- Given exercise -
Starting at the beginning of the material and ending with the line that contains "divider xyxy=(40,234,760,237)", rewrite the lines, substituting "генерал-полковник" for "генерал-лейтенант" and leaving everything else unchanged.

==========

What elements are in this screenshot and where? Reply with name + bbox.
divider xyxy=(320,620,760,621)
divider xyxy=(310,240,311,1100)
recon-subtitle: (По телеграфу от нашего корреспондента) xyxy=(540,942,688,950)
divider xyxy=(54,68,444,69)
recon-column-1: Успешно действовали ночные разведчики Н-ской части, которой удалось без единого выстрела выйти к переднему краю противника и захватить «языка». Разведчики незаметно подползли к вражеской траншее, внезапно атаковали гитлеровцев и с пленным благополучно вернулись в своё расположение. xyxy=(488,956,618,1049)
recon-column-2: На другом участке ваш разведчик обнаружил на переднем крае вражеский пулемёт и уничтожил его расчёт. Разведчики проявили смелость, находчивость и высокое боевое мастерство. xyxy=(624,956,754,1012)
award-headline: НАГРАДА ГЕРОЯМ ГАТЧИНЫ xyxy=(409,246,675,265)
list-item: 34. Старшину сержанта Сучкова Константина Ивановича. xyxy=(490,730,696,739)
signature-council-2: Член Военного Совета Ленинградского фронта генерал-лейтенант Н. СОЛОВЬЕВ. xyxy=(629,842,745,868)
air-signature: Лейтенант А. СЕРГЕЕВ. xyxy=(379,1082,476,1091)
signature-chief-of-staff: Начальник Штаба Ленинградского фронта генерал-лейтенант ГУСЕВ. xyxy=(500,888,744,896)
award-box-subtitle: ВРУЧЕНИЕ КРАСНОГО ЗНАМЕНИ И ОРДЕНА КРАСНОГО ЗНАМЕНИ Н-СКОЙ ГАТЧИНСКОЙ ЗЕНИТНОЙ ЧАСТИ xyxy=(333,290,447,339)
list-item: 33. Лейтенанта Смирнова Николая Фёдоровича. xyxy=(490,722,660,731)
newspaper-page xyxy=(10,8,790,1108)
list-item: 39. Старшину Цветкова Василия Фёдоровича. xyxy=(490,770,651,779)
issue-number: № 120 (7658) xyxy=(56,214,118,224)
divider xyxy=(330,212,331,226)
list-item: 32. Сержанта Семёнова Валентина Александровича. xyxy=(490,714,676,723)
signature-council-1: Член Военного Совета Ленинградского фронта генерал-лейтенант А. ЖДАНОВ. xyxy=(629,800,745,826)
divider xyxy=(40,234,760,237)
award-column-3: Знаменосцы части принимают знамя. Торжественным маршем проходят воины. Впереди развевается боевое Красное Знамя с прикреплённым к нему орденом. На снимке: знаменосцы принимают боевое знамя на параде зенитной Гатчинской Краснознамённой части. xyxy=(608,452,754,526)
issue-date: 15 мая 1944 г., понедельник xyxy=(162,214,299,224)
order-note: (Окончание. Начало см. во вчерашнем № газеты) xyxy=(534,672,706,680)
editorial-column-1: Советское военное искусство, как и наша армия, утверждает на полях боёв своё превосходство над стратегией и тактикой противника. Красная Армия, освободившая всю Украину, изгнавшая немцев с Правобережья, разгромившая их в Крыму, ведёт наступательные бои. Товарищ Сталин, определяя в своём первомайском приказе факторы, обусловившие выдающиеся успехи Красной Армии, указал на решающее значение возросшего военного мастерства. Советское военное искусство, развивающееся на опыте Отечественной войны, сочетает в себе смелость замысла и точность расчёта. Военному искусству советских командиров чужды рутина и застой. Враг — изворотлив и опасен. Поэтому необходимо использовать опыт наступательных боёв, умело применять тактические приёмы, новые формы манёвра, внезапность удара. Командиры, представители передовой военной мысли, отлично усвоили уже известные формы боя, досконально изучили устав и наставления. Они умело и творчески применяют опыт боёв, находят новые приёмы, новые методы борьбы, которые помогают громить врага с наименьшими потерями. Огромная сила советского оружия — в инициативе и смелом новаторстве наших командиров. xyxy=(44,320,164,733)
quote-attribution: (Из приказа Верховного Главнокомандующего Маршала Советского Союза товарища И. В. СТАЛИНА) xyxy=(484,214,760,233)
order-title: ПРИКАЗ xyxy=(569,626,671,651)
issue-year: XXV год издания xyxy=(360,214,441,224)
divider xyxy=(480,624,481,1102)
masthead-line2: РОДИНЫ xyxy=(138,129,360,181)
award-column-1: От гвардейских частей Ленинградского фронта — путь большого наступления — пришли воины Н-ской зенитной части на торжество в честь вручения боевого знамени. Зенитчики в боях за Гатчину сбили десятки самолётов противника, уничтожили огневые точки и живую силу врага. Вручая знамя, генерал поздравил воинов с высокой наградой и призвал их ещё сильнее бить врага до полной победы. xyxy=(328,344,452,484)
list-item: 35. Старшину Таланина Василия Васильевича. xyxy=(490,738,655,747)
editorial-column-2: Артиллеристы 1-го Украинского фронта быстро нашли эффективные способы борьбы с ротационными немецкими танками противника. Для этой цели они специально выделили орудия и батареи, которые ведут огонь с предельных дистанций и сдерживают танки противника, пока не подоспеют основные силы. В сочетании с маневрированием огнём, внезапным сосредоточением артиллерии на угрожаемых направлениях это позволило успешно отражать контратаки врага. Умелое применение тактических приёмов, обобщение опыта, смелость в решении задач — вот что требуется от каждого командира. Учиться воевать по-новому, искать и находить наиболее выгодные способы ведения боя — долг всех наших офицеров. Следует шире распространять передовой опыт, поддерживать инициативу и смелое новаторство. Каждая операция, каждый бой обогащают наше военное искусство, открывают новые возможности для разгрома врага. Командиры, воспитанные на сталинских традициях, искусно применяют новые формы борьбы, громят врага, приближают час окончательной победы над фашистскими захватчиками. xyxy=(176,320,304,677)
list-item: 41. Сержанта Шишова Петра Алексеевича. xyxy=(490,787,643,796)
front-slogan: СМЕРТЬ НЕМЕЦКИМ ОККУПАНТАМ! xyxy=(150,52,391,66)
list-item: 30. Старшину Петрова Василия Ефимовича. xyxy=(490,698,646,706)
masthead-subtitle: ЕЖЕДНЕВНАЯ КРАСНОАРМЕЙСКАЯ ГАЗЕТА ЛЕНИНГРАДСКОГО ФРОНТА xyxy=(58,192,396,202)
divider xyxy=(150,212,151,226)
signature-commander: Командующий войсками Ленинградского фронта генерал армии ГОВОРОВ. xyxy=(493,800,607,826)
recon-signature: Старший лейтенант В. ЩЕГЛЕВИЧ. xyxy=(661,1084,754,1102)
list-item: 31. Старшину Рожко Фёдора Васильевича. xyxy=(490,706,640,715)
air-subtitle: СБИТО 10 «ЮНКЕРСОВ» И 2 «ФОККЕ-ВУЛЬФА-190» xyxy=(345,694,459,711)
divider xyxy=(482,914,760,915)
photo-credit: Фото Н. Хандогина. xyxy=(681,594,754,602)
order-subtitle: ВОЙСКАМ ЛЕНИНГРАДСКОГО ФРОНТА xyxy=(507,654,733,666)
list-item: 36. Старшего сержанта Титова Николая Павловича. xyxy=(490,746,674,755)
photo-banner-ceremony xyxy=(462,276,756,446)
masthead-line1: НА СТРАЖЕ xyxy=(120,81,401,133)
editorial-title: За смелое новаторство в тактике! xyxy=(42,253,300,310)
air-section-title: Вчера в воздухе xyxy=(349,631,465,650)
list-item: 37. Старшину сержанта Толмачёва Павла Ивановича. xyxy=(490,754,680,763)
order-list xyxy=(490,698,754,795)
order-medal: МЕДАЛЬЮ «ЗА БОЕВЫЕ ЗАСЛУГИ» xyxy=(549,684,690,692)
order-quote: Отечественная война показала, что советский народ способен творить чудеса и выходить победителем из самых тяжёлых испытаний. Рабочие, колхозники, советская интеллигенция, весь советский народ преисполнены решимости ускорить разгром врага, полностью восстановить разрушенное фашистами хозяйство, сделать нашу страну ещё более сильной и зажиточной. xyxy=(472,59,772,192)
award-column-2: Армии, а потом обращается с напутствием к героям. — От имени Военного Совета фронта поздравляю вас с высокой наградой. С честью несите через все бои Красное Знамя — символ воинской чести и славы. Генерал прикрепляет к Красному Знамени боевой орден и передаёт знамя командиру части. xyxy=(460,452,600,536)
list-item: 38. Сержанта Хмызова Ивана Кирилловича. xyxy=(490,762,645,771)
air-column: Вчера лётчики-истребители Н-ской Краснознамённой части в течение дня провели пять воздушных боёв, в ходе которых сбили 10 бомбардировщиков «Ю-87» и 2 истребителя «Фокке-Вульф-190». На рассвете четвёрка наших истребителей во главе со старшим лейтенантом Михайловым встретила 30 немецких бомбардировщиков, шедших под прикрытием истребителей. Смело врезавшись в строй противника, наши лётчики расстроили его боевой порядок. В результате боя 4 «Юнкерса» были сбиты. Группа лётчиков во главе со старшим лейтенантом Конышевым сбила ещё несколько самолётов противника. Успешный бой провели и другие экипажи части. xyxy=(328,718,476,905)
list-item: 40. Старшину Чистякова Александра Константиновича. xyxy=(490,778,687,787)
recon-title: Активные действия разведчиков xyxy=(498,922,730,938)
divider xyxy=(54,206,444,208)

==========

- Response to the task -
What elements are in this screenshot and where? Reply with name + bbox.
divider xyxy=(320,620,760,621)
divider xyxy=(310,240,311,1100)
recon-subtitle: (По телеграфу от нашего корреспондента) xyxy=(540,942,688,950)
divider xyxy=(54,68,444,69)
recon-column-1: Успешно действовали ночные разведчики Н-ской части, которой удалось без единого выстрела выйти к переднему краю противника и захватить «языка». Разведчики незаметно подползли к вражеской траншее, внезапно атаковали гитлеровцев и с пленным благополучно вернулись в своё расположение. xyxy=(488,956,618,1049)
recon-column-2: На другом участке ваш разведчик обнаружил на переднем крае вражеский пулемёт и уничтожил его расчёт. Разведчики проявили смелость, находчивость и высокое боевое мастерство. xyxy=(624,956,754,1012)
award-headline: НАГРАДА ГЕРОЯМ ГАТЧИНЫ xyxy=(409,246,675,265)
list-item: 34. Старшину сержанта Сучкова Константина Ивановича. xyxy=(490,730,696,739)
signature-council-2: Член Военного Совета Ленинградского фронта генерал-полковник Н. СОЛОВЬЕВ. xyxy=(629,842,745,868)
air-signature: Лейтенант А. СЕРГЕЕВ. xyxy=(379,1082,476,1091)
signature-chief-of-staff: Начальник Штаба Ленинградского фронта генерал-полковник ГУСЕВ. xyxy=(500,888,744,896)
award-box-subtitle: ВРУЧЕНИЕ КРАСНОГО ЗНАМЕНИ И ОРДЕНА КРАСНОГО ЗНАМЕНИ Н-СКОЙ ГАТЧИНСКОЙ ЗЕНИТНОЙ ЧАСТИ xyxy=(333,290,447,339)
list-item: 33. Лейтенанта Смирнова Николая Фёдоровича. xyxy=(490,722,660,731)
newspaper-page xyxy=(10,8,790,1108)
list-item: 39. Старшину Цветкова Василия Фёдоровича. xyxy=(490,770,651,779)
issue-number: № 120 (7658) xyxy=(56,214,118,224)
divider xyxy=(330,212,331,226)
list-item: 32. Сержанта Семёнова Валентина Александровича. xyxy=(490,714,676,723)
signature-council-1: Член Военного Совета Ленинградского фронта генерал-полковник А. ЖДАНОВ. xyxy=(629,800,745,826)
divider xyxy=(40,234,760,237)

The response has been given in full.